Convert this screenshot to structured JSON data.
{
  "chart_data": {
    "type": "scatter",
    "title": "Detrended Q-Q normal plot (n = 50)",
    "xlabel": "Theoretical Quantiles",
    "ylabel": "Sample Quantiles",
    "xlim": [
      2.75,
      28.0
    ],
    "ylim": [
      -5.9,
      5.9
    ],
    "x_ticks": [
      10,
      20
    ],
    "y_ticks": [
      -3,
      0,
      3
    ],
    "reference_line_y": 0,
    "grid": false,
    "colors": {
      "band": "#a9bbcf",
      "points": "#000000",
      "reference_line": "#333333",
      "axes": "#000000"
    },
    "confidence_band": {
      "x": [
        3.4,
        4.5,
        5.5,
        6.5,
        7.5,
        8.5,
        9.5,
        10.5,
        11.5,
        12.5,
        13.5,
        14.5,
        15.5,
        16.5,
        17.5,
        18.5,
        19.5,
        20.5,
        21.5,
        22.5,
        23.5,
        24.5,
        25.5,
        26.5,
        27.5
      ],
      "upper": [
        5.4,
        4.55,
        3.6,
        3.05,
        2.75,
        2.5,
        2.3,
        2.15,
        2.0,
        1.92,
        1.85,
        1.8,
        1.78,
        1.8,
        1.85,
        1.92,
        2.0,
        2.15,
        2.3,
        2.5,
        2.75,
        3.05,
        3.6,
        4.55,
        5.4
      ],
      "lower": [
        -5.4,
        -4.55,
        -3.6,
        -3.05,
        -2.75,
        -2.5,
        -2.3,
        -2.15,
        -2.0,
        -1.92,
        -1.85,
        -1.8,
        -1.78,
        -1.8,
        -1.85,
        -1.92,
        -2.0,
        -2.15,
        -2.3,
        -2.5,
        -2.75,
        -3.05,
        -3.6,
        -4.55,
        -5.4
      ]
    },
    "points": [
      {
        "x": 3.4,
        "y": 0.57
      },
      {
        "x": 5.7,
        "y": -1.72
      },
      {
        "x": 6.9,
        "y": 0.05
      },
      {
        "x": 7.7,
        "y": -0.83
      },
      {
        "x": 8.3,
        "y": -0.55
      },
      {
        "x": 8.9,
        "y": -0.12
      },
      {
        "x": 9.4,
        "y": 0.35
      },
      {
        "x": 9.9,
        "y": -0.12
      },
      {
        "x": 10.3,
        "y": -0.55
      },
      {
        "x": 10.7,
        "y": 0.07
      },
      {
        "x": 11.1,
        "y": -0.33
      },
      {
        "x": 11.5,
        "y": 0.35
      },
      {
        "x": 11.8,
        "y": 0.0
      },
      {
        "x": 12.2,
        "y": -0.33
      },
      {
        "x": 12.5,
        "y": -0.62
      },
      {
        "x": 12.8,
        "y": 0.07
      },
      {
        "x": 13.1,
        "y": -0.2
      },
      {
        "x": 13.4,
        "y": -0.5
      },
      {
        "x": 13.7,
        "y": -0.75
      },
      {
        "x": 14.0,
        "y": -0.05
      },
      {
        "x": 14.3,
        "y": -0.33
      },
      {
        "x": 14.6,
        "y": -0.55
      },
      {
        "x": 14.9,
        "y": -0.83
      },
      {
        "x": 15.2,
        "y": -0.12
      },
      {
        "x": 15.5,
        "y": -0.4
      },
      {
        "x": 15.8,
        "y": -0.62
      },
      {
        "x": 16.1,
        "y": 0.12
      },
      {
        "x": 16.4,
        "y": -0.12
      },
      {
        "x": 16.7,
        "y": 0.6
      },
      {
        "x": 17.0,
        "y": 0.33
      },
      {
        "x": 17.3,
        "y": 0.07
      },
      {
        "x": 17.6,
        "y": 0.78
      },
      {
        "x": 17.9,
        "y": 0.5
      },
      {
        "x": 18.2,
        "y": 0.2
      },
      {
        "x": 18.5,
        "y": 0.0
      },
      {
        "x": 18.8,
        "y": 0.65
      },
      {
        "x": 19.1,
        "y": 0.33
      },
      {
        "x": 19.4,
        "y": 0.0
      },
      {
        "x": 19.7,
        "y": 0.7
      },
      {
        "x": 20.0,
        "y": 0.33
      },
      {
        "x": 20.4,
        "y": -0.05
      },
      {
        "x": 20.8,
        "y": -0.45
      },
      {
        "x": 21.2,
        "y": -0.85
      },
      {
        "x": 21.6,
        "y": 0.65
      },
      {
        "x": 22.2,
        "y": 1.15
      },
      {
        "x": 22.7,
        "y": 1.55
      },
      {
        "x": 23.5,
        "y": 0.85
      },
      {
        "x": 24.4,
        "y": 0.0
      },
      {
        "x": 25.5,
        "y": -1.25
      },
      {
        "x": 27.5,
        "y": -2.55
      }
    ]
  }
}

☆ ☆ ☆ ☆ ☆

** EXERCISE AIM **
Print the complete listing again, exactly as it stands.

** TASK ANSWER **
Convert this screenshot to structured JSON data.
{
  "chart_data": {
    "type": "scatter",
    "title": "Detrended Q-Q normal plot (n = 50)",
    "xlabel": "Theoretical Quantiles",
    "ylabel": "Sample Quantiles",
    "xlim": [
      2.75,
      28.0
    ],
    "ylim": [
      -5.9,
      5.9
    ],
    "x_ticks": [
      10,
      20
    ],
    "y_ticks": [
      -3,
      0,
      3
    ],
    "reference_line_y": 0,
    "grid": false,
    "colors": {
      "band": "#a9bbcf",
      "points": "#000000",
      "reference_line": "#333333",
      "axes": "#000000"
    },
    "confidence_band": {
      "x": [
        3.4,
        4.5,
        5.5,
        6.5,
        7.5,
        8.5,
        9.5,
        10.5,
        11.5,
        12.5,
        13.5,
        14.5,
        15.5,
        16.5,
        17.5,
        18.5,
        19.5,
        20.5,
        21.5,
        22.5,
        23.5,
        24.5,
        25.5,
        26.5,
        27.5
      ],
      "upper": [
        5.4,
        4.55,
        3.6,
        3.05,
        2.75,
        2.5,
        2.3,
        2.15,
        2.0,
        1.92,
        1.85,
        1.8,
        1.78,
        1.8,
        1.85,
        1.92,
        2.0,
        2.15,
        2.3,
        2.5,
        2.75,
        3.05,
        3.6,
        4.55,
        5.4
      ],
      "lower": [
        -5.4,
        -4.55,
        -3.6,
        -3.05,
        -2.75,
        -2.5,
        -2.3,
        -2.15,
        -2.0,
        -1.92,
        -1.85,
        -1.8,
        -1.78,
        -1.8,
        -1.85,
        -1.92,
        -2.0,
        -2.15,
        -2.3,
        -2.5,
        -2.75,
        -3.05,
        -3.6,
        -4.55,
        -5.4
      ]
    },
    "points": [
      {
        "x": 3.4,
        "y": 0.57
      },
      {
        "x": 5.7,
        "y": -1.72
      },
      {
        "x": 6.9,
        "y": 0.05
      },
      {
        "x": 7.7,
        "y": -0.83
      },
      {
        "x": 8.3,
        "y": -0.55
      },
      {
        "x": 8.9,
        "y": -0.12
      },
      {
        "x": 9.4,
        "y": 0.35
      },
      {
        "x": 9.9,
        "y": -0.12
      },
      {
        "x": 10.3,
        "y": -0.55
      },
      {
        "x": 10.7,
        "y": 0.07
      },
      {
        "x": 11.1,
        "y": -0.33
      },
      {
        "x": 11.5,
        "y": 0.35
      },
      {
        "x": 11.8,
        "y": 0.0
      },
      {
        "x": 12.2,
        "y": -0.33
      },
      {
        "x": 12.5,
        "y": -0.62
      },
      {
        "x": 12.8,
        "y": 0.07
      },
      {
        "x": 13.1,
        "y": -0.2
      },
      {
        "x": 13.4,
        "y": -0.5
      },
      {
        "x": 13.7,
        "y": -0.75
      },
      {
        "x": 14.0,
        "y": -0.05
      },
      {
        "x": 14.3,
        "y": -0.33
      },
      {
        "x": 14.6,
        "y": -0.55
      },
      {
        "x": 14.9,
        "y": -0.83
      },
      {
        "x": 15.2,
        "y": -0.12
      },
      {
        "x": 15.5,
        "y": -0.4
      },
      {
        "x": 15.8,
        "y": -0.62
      },
      {
        "x": 16.1,
        "y": 0.12
      },
      {
        "x": 16.4,
        "y": -0.12
      },
      {
        "x": 16.7,
        "y": 0.6
      },
      {
        "x": 17.0,
        "y": 0.33
      },
      {
        "x": 17.3,
        "y": 0.07
      },
      {
        "x": 17.6,
        "y": 0.78
      },
      {
        "x": 17.9,
        "y": 0.5
      },
      {
        "x": 18.2,
        "y": 0.2
      },
      {
        "x": 18.5,
        "y": 0.0
      },
      {
        "x": 18.8,
        "y": 0.65
      },
      {
        "x": 19.1,
        "y": 0.33
      },
      {
        "x": 19.4,
        "y": 0.0
      },
      {
        "x": 19.7,
        "y": 0.7
      },
      {
        "x": 20.0,
        "y": 0.33
      },
      {
        "x": 20.4,
        "y": -0.05
      },
      {
        "x": 20.8,
        "y": -0.45
      },
      {
        "x": 21.2,
        "y": -0.85
      },
      {
        "x": 21.6,
        "y": 0.65
      },
      {
        "x": 22.2,
        "y": 1.15
      },
      {
        "x": 22.7,
        "y": 1.55
      },
      {
        "x": 23.5,
        "y": 0.85
      },
      {
        "x": 24.4,
        "y": 0.0
      },
      {
        "x": 25.5,
        "y": -1.25
      },
      {
        "x": 27.5,
        "y": -2.55
      }
    ]
  }
}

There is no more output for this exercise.